#### [STATED GOAL]
All records below must be retyped exactly.

(Collected data entries)
════════════════

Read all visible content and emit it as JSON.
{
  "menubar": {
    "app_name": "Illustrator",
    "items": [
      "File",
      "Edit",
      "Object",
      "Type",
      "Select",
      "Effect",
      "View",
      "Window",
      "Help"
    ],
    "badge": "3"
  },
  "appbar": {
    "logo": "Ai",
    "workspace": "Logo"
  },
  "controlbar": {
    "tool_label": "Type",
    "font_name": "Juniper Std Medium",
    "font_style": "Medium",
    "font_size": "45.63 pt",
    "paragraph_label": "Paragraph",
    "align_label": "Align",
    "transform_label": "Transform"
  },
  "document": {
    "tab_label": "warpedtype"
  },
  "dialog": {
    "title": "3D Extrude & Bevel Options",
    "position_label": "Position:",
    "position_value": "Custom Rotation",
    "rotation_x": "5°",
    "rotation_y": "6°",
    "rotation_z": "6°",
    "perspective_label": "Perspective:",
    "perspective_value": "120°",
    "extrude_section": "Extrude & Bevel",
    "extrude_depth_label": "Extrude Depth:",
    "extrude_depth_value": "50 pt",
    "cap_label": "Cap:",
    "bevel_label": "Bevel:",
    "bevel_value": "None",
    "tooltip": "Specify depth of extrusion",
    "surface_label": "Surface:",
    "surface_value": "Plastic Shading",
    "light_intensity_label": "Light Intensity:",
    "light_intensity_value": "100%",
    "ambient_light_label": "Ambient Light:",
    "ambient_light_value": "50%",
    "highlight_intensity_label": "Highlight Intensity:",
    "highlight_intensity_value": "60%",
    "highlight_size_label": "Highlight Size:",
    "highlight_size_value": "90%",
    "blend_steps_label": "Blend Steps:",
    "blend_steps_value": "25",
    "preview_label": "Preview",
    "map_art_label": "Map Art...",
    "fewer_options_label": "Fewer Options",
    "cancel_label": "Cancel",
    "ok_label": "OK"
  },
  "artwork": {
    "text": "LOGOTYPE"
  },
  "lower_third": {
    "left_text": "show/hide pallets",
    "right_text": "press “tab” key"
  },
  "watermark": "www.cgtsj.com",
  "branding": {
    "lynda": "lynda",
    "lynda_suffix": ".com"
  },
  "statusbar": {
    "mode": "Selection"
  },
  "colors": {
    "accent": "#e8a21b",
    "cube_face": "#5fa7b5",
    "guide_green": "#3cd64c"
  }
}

════════════════

#### [SOLUTION TO THIS PROBLEM]
Read all visible content and emit it as JSON.
{
  "menubar": {
    "app_name": "Illustrator",
    "items": [
      "File",
      "Edit",
      "Object",
      "Type",
      "Select",
      "Effect",
      "View",
      "Window",
      "Help"
    ],
    "badge": "3"
  },
  "appbar": {
    "logo": "Ai",
    "workspace": "Logo"
  },
  "controlbar": {
    "tool_label": "Type",
    "font_name": "Juniper Std Medium",
    "font_style": "Medium",
    "font_size": "45.63 pt",
    "paragraph_label": "Paragraph",
    "align_label": "Align",
    "transform_label": "Transform"
  },
  "document": {
    "tab_label": "warpedtype"
  },
  "dialog": {
    "title": "3D Extrude & Bevel Options",
    "position_label": "Position:",
    "position_value": "Custom Rotation",
    "rotation_x": "5°",
    "rotation_y": "6°",
    "rotation_z": "6°",
    "perspective_label": "Perspective:",
    "perspective_value": "120°",
    "extrude_section": "Extrude & Bevel",
    "extrude_depth_label": "Extrude Depth:",
    "extrude_depth_value": "50 pt",
    "cap_label": "Cap:",
    "bevel_label": "Bevel:",
    "bevel_value": "None",
    "tooltip": "Specify depth of extrusion",
    "surface_label": "Surface:",
    "surface_value": "Plastic Shading",
    "light_intensity_label": "Light Intensity:",
    "light_intensity_value": "100%",
    "ambient_light_label": "Ambient Light:",
    "ambient_light_value": "50%",
    "highlight_intensity_label": "Highlight Intensity:",
    "highlight_intensity_value": "60%",
    "highlight_size_label": "Highlight Size:",
    "highlight_size_value": "90%",
    "blend_steps_label": "Blend Steps:",
    "blend_steps_value": "25",
    "preview_label": "Preview",
    "map_art_label": "Map Art...",
    "fewer_options_label": "Fewer Options",
    "cancel_label": "Cancel",
    "ok_label": "OK"
  },
  "artwork": {
    "text": "LOGOTYPE"
  },
  "lower_third": {
    "left_text": "show/hide pallets",
    "right_text": "press “tab” key"
  },
  "watermark": "www.cgtsj.com",
  "branding": {
    "lynda": "lynda",
    "lynda_suffix": ".com"
  },
  "statusbar": {
    "mode": "Selection"
  },
  "colors": {
    "accent": "#e8a21b",
    "cube_face": "#5fa7b5",
    "guide_green": "#3cd64c"
  }
}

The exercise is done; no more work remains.